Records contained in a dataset
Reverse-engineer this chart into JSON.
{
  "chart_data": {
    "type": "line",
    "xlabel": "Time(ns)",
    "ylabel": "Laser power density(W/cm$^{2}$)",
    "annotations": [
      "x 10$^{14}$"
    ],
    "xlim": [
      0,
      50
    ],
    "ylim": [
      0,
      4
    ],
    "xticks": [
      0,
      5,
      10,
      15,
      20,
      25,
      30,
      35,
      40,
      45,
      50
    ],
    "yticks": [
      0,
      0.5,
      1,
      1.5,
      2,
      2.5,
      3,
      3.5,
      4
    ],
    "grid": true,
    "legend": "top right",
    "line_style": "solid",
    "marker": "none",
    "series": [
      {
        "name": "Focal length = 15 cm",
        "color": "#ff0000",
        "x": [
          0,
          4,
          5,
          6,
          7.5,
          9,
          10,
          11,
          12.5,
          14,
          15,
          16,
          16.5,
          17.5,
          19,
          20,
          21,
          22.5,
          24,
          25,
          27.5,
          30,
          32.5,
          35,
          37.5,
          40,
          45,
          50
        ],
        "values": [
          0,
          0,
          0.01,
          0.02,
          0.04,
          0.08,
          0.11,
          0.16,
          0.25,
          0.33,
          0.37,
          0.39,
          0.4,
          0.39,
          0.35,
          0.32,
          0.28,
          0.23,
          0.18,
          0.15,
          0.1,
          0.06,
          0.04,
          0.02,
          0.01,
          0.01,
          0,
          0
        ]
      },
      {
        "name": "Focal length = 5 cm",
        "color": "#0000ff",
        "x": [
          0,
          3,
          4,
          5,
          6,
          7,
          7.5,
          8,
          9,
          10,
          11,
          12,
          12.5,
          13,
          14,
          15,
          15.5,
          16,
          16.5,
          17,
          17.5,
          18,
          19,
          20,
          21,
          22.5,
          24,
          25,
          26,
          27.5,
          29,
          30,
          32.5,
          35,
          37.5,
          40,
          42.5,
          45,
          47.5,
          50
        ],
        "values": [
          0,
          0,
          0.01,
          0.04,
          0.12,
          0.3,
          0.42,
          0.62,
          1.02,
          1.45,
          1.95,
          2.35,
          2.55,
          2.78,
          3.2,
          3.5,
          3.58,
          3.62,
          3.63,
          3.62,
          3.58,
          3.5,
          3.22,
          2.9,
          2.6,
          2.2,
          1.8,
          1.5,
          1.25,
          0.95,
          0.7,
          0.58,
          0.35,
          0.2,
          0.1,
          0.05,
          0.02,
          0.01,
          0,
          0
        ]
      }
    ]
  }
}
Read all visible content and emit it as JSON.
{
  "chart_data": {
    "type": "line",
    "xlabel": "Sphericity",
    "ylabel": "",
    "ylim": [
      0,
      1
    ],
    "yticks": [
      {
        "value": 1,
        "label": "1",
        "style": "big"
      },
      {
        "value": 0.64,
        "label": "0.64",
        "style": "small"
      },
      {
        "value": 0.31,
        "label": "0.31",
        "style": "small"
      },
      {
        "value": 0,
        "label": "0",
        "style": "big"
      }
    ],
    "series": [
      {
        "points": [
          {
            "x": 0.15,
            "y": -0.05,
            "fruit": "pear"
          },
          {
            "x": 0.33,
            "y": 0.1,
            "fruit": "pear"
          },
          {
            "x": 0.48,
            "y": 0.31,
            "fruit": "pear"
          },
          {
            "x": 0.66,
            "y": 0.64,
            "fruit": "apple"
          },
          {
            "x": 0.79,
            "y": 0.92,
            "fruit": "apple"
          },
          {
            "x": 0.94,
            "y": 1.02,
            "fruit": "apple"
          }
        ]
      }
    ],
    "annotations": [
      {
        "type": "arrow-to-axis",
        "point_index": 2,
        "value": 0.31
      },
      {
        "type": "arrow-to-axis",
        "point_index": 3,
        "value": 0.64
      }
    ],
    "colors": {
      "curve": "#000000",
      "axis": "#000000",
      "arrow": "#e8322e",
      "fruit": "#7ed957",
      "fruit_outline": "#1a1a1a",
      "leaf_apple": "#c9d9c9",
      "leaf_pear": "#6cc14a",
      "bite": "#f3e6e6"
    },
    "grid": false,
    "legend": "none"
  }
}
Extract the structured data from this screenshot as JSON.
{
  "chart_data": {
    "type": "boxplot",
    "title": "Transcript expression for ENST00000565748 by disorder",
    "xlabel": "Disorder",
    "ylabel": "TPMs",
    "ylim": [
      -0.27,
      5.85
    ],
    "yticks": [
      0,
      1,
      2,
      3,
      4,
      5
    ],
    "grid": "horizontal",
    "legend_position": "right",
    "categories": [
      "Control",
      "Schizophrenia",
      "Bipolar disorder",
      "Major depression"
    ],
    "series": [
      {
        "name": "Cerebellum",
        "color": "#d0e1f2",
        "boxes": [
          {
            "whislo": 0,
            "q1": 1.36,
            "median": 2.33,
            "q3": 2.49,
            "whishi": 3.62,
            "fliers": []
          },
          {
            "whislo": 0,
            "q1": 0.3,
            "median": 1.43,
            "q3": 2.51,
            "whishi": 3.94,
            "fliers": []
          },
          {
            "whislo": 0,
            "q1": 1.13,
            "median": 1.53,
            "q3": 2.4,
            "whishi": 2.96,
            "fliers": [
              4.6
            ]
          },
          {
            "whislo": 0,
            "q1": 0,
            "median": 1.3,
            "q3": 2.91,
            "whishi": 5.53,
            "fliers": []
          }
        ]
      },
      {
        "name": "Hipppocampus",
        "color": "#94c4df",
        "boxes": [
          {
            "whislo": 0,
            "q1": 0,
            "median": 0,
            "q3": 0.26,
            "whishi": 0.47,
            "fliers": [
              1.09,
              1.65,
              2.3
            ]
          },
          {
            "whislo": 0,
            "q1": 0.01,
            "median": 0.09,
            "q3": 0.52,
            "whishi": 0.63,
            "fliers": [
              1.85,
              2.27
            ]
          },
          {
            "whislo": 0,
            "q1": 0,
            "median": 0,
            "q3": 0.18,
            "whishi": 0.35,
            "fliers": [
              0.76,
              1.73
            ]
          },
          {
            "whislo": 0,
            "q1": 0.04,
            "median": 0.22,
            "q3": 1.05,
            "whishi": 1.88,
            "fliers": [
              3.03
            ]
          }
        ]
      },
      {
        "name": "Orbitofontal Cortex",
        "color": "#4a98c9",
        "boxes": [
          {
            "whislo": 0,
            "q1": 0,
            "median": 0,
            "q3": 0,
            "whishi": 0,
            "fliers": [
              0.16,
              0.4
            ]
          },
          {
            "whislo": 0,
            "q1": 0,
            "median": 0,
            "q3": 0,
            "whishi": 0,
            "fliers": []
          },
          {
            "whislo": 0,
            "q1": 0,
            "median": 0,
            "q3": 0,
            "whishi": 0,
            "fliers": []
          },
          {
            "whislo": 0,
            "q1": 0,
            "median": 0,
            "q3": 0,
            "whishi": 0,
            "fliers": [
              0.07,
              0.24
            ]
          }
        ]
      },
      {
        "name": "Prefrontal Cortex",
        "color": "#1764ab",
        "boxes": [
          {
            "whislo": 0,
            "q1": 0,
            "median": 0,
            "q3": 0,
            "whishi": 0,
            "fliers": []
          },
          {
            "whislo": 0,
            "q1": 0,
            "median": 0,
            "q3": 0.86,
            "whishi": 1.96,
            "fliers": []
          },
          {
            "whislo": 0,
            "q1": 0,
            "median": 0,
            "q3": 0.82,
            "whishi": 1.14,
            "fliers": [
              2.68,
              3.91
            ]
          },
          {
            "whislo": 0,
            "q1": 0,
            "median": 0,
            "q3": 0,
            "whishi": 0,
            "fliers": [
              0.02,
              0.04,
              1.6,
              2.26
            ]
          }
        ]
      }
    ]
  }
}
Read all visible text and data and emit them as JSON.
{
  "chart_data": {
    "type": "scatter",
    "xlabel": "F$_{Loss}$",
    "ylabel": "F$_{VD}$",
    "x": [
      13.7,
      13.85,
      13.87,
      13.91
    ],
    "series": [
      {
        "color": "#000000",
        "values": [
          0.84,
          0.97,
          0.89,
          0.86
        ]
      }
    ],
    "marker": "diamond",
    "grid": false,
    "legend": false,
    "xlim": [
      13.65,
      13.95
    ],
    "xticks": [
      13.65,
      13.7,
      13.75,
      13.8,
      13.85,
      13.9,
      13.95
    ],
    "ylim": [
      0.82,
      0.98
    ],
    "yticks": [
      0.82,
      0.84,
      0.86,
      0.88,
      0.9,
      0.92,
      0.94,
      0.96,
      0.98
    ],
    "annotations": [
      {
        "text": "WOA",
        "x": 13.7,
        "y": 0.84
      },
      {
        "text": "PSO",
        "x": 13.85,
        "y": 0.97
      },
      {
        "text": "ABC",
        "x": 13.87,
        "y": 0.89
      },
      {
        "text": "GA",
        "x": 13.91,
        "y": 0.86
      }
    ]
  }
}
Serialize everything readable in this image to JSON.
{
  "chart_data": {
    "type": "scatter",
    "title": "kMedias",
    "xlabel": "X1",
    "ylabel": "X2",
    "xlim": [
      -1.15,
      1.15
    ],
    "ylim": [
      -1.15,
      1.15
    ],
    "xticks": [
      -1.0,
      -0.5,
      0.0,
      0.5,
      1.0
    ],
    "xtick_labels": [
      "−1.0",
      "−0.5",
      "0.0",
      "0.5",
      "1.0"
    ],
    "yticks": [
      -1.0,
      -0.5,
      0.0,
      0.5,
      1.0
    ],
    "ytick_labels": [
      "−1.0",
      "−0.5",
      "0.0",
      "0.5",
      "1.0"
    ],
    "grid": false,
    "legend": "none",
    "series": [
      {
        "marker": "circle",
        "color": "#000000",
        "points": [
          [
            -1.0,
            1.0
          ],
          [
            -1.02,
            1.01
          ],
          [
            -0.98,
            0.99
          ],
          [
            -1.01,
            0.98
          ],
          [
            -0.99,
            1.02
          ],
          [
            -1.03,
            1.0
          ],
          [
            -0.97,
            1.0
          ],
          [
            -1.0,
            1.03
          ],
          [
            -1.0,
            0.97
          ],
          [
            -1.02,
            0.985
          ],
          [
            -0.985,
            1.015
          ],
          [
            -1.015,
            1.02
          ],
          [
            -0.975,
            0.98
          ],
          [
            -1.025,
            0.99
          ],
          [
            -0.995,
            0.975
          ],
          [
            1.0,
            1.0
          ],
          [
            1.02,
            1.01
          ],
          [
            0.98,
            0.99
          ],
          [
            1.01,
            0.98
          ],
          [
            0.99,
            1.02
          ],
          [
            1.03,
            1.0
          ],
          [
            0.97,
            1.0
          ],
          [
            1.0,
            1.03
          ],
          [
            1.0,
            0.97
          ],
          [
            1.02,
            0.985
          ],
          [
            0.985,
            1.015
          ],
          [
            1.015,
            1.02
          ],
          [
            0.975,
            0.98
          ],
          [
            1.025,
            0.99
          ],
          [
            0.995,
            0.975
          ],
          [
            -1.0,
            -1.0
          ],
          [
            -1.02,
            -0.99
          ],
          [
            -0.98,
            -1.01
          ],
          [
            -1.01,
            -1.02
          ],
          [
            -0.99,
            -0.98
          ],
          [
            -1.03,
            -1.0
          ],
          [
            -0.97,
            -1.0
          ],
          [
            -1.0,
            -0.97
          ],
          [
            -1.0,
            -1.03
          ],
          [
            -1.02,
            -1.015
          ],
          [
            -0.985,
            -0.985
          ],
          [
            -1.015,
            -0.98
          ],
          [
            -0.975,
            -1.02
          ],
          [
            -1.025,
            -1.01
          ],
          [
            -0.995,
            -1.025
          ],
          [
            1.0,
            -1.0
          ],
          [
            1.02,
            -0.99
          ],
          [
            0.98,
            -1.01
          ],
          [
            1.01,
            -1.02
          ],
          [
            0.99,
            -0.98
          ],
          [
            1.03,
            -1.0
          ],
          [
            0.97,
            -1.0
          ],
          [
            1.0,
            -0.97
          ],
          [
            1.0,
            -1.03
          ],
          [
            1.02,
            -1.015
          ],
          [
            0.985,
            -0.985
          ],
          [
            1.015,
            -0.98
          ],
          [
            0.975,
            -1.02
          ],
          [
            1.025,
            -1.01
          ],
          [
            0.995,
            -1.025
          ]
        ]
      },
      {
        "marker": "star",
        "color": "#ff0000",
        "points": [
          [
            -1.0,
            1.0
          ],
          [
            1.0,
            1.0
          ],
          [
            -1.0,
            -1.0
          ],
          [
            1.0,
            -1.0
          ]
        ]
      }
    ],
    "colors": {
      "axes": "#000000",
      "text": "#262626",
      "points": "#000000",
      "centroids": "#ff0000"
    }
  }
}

- **TO DO**: Go through the preceding material and copy each line that has the word "Cortex".

- **RESULT FOR THIS EXERCISE**:
        "name": "Orbitofontal Cortex",
        "name": "Prefrontal Cortex",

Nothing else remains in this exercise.